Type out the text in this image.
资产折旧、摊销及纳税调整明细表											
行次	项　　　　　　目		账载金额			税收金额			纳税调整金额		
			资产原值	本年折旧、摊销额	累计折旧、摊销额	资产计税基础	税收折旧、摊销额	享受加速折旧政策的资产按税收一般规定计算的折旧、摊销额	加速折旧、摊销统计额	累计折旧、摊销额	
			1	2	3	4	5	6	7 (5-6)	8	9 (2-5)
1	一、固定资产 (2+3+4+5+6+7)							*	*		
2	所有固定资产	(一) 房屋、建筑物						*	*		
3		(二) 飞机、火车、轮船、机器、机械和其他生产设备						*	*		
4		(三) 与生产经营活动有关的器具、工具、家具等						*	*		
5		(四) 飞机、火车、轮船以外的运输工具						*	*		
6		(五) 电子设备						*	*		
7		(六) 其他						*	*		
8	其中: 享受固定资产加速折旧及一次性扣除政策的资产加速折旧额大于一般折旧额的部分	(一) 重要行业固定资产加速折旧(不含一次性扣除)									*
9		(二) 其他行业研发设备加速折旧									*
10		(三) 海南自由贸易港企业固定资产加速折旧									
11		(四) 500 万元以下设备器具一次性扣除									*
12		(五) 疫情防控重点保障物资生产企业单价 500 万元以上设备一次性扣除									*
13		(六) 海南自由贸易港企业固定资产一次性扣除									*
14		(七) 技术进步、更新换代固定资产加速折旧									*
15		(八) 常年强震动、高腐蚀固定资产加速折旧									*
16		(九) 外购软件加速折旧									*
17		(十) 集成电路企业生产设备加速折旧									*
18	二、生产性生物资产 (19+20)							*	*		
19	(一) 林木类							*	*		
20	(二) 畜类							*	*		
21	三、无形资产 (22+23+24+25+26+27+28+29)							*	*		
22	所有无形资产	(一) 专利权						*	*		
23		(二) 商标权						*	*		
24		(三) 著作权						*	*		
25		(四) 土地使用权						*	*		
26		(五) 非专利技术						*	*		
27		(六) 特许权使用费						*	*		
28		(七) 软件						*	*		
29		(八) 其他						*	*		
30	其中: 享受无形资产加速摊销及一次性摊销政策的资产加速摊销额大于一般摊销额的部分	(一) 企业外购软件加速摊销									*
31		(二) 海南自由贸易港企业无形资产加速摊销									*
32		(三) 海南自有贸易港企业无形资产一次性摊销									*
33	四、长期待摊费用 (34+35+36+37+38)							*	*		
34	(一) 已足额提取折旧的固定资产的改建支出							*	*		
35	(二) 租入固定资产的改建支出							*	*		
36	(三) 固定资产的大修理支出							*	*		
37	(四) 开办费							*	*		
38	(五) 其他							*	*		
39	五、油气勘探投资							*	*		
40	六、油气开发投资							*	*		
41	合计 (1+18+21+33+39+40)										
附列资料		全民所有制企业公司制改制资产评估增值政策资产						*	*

- - - - - - -

* **EXERCISE DESCRIPTION**
Go through the records above and set each one down exactly, please.

* **SOLUTION TO THIS EXERCISE**
Type out the text in this image.
资产折旧、摊销及纳税调整明细表											
行次	项　　　　　　目		账载金额			税收金额			纳税调整金额		
			资产原值	本年折旧、摊销额	累计折旧、摊销额	资产计税基础	税收折旧、摊销额	享受加速折旧政策的资产按税收一般规定计算的折旧、摊销额	加速折旧、摊销统计额	累计折旧、摊销额	
			1	2	3	4	5	6	7 (5-6)	8	9 (2-5)
1	一、固定资产 (2+3+4+5+6+7)							*	*		
2	所有固定资产	(一) 房屋、建筑物						*	*		
3		(二) 飞机、火车、轮船、机器、机械和其他生产设备						*	*		
4		(三) 与生产经营活动有关的器具、工具、家具等						*	*		
5		(四) 飞机、火车、轮船以外的运输工具						*	*		
6		(五) 电子设备						*	*		
7		(六) 其他						*	*		
8	其中: 享受固定资产加速折旧及一次性扣除政策的资产加速折旧额大于一般折旧额的部分	(一) 重要行业固定资产加速折旧(不含一次性扣除)									*
9		(二) 其他行业研发设备加速折旧									*
10		(三) 海南自由贸易港企业固定资产加速折旧									
11		(四) 500 万元以下设备器具一次性扣除									*
12		(五) 疫情防控重点保障物资生产企业单价 500 万元以上设备一次性扣除									*
13		(六) 海南自由贸易港企业固定资产一次性扣除									*
14		(七) 技术进步、更新换代固定资产加速折旧									*
15		(八) 常年强震动、高腐蚀固定资产加速折旧									*
16		(九) 外购软件加速折旧									*
17		(十) 集成电路企业生产设备加速折旧									*
18	二、生产性生物资产 (19+20)							*	*		
19	(一) 林木类							*	*		
20	(二) 畜类							*	*		
21	三、无形资产 (22+23+24+25+26+27+28+29)							*	*		
22	所有无形资产	(一) 专利权						*	*		
23		(二) 商标权						*	*		
24		(三) 著作权						*	*		
25		(四) 土地使用权						*	*		
26		(五) 非专利技术						*	*		
27		(六) 特许权使用费						*	*		
28		(七) 软件						*	*		
29		(八) 其他						*	*		
30	其中: 享受无形资产加速摊销及一次性摊销政策的资产加速摊销额大于一般摊销额的部分	(一) 企业外购软件加速摊销									*
31		(二) 海南自由贸易港企业无形资产加速摊销									*
32		(三) 海南自有贸易港企业无形资产一次性摊销									*
33	四、长期待摊费用 (34+35+36+37+38)							*	*		
34	(一) 已足额提取折旧的固定资产的改建支出							*	*		
35	(二) 租入固定资产的改建支出							*	*		
36	(三) 固定资产的大修理支出							*	*		
37	(四) 开办费							*	*		
38	(五) 其他							*	*		
39	五、油气勘探投资							*	*		
40	六、油气开发投资							*	*		
41	合计 (1+18+21+33+39+40)										
附列资料		全民所有制企业公司制改制资产评估增值政策资产						*	*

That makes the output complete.